** Start Material for the task **

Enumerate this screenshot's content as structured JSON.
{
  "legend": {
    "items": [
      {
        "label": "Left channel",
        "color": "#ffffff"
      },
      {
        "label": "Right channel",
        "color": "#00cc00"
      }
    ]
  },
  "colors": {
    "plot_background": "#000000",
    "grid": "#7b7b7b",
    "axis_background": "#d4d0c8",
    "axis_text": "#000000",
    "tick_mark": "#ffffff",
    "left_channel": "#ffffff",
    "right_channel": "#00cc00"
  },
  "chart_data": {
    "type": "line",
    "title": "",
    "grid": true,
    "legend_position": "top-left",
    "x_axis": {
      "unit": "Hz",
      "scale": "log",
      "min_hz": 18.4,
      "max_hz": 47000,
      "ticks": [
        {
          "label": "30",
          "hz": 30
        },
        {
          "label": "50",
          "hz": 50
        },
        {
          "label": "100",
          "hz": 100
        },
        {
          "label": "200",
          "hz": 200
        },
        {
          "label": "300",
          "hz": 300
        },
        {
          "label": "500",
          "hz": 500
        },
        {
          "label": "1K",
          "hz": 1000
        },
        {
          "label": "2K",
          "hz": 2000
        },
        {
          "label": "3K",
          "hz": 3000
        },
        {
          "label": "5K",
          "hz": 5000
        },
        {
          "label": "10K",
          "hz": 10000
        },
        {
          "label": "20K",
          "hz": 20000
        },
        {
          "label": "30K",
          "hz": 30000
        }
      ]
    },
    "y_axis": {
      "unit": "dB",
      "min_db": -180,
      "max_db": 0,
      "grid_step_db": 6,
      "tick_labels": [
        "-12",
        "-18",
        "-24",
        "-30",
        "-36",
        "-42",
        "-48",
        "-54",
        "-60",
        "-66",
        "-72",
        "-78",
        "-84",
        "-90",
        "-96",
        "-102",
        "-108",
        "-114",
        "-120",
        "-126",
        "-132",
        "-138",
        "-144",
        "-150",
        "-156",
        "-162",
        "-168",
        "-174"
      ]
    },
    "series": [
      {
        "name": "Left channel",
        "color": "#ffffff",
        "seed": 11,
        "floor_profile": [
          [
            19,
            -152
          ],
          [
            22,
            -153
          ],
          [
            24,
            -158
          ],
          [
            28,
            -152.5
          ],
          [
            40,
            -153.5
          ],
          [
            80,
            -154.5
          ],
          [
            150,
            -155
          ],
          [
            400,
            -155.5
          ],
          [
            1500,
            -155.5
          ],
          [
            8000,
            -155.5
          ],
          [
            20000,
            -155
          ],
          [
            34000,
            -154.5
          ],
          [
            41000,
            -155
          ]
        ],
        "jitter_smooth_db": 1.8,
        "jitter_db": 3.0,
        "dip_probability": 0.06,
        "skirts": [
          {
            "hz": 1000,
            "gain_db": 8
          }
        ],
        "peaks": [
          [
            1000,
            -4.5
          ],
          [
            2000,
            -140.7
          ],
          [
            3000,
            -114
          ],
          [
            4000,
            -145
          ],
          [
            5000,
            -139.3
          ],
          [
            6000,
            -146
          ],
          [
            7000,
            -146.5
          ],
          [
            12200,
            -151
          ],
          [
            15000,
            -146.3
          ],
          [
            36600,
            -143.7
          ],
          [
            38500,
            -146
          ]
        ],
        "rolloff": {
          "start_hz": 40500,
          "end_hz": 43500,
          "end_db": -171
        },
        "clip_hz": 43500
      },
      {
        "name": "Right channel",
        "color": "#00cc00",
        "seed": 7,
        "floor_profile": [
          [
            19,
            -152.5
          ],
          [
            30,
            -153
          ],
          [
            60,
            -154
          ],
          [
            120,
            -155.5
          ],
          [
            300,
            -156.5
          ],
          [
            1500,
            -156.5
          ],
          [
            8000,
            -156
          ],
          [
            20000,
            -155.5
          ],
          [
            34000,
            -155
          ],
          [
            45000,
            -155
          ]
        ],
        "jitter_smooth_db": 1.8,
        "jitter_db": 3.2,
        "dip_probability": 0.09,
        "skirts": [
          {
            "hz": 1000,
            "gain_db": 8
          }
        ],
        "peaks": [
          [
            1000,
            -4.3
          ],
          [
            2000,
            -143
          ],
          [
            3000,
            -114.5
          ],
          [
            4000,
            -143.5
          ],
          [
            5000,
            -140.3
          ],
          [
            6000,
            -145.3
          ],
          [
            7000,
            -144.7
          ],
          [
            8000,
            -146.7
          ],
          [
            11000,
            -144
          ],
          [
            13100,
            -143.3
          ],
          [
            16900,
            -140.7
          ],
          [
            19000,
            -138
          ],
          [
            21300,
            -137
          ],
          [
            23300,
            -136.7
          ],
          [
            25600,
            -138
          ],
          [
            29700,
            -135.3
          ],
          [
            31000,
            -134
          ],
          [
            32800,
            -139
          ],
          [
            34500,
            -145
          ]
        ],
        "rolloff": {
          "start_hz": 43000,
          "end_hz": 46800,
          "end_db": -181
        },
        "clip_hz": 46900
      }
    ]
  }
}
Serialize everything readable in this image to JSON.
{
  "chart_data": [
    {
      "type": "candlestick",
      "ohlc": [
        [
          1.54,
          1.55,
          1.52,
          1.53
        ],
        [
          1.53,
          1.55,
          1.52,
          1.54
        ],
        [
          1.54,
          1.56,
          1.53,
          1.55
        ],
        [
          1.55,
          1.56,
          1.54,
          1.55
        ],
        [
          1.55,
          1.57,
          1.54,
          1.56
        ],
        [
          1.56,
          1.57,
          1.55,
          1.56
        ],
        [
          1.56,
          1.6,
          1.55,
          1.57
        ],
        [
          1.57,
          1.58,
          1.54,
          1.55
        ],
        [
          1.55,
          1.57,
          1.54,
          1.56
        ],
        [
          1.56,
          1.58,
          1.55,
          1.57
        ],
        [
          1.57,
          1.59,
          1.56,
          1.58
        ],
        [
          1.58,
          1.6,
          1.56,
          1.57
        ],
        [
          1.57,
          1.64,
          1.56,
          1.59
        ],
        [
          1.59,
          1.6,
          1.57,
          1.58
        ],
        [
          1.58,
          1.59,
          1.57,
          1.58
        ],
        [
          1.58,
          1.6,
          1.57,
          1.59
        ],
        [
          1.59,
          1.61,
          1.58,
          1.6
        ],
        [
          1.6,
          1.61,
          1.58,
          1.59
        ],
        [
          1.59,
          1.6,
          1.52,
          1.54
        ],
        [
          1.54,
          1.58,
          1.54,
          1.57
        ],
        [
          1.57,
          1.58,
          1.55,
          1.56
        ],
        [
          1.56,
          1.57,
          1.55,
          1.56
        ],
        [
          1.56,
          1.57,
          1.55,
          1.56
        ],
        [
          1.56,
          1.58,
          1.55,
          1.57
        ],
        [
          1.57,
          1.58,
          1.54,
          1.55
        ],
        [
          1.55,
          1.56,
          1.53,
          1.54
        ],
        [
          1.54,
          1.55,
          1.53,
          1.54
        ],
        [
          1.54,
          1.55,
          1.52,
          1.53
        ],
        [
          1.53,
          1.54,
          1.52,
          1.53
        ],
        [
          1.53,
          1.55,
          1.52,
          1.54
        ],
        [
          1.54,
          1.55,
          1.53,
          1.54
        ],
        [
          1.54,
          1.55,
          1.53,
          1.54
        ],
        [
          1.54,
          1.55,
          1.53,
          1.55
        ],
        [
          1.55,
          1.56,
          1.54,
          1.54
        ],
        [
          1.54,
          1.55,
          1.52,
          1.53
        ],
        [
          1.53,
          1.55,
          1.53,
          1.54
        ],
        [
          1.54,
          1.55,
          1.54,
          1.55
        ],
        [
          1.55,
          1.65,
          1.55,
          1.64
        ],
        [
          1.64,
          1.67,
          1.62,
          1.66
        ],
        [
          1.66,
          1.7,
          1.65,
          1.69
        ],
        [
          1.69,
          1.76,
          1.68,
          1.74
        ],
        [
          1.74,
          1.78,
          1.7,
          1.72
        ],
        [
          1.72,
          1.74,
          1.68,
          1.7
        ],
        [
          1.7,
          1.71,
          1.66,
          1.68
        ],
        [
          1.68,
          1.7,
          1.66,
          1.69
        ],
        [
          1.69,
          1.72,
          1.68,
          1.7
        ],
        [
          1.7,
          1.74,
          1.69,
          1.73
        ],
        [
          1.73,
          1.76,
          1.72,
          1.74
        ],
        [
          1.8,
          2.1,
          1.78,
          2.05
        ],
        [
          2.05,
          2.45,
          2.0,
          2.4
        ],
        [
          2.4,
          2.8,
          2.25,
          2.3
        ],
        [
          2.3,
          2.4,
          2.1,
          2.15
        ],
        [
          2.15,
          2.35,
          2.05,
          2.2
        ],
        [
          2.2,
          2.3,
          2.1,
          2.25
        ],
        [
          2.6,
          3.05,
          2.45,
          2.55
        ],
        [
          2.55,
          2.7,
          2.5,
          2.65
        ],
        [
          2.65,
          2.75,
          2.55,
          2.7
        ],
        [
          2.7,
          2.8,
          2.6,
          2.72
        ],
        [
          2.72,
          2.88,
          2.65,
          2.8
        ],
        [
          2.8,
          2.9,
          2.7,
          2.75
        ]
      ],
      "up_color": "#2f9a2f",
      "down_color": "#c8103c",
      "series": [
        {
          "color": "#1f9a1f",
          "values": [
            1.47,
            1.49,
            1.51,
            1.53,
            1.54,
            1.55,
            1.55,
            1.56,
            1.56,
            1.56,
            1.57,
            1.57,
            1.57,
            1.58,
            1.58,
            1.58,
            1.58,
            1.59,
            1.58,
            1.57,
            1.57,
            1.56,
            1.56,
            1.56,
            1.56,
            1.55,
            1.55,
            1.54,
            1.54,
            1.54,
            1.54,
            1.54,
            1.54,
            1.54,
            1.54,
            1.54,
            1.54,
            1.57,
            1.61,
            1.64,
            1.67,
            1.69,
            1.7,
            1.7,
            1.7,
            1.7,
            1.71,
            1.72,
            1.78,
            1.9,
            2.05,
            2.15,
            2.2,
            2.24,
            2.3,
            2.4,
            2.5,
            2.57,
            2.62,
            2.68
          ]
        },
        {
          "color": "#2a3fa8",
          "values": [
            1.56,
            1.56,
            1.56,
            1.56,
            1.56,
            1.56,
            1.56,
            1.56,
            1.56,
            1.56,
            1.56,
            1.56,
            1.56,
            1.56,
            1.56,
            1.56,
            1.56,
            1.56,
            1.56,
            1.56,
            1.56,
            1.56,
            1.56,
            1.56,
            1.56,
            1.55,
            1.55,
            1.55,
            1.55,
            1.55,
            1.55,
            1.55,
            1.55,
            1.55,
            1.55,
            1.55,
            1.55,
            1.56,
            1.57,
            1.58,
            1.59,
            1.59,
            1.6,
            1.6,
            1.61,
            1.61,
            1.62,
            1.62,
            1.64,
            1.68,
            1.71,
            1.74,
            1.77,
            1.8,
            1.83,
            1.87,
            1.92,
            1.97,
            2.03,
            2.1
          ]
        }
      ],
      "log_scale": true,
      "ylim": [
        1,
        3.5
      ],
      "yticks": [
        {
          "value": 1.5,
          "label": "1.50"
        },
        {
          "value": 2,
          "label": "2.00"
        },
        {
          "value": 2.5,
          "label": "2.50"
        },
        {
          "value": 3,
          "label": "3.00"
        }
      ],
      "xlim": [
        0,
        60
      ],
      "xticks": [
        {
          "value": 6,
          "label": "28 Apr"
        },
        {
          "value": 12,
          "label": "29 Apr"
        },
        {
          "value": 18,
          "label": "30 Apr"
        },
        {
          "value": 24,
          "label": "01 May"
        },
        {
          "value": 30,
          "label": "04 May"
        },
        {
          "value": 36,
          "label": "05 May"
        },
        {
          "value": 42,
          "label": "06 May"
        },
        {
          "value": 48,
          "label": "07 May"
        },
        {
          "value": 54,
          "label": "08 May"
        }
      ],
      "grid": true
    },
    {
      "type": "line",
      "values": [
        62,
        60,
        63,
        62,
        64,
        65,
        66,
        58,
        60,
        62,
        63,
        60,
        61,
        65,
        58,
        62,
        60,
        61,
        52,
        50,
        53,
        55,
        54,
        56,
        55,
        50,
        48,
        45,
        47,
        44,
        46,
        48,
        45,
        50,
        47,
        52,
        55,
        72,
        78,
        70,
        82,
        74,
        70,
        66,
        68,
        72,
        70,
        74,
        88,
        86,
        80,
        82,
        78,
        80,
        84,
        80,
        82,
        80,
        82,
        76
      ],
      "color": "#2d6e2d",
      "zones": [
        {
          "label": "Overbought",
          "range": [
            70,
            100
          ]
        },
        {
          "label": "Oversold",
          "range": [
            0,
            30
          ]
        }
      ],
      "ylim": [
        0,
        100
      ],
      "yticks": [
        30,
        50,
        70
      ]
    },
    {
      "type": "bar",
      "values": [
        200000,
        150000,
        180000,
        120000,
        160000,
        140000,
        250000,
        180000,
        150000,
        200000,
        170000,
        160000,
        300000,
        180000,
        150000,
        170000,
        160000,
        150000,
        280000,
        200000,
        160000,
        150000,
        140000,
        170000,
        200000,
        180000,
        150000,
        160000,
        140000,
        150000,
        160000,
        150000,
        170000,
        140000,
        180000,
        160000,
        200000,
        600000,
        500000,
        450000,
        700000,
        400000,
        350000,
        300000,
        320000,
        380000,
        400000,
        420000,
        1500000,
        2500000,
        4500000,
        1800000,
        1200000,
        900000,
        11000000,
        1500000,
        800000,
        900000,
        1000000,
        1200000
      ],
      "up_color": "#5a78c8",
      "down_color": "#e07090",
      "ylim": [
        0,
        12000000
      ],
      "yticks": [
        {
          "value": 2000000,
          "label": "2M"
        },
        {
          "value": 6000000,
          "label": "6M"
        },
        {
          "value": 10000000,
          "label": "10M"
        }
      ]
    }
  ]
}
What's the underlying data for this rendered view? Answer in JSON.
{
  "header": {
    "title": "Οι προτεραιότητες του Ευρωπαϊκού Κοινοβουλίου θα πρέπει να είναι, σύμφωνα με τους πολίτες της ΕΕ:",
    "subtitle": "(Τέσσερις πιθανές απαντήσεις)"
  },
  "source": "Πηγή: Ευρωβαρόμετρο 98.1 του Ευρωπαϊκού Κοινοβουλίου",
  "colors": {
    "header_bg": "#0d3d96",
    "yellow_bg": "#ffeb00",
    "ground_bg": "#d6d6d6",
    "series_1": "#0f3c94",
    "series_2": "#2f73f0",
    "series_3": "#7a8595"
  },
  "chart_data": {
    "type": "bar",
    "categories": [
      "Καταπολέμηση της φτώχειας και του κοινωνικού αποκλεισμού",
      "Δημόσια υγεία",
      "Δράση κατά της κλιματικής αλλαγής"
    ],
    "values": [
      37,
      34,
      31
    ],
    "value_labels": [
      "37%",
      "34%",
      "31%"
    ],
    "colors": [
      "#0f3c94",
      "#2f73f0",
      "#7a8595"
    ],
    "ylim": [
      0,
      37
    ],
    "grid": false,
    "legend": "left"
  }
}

** End Material for the task **

(Problem to work on) Look through the data above. Find each line with the string "name" and copy it.

(Task answer)
        "name": "Left channel",
        "name": "Right channel",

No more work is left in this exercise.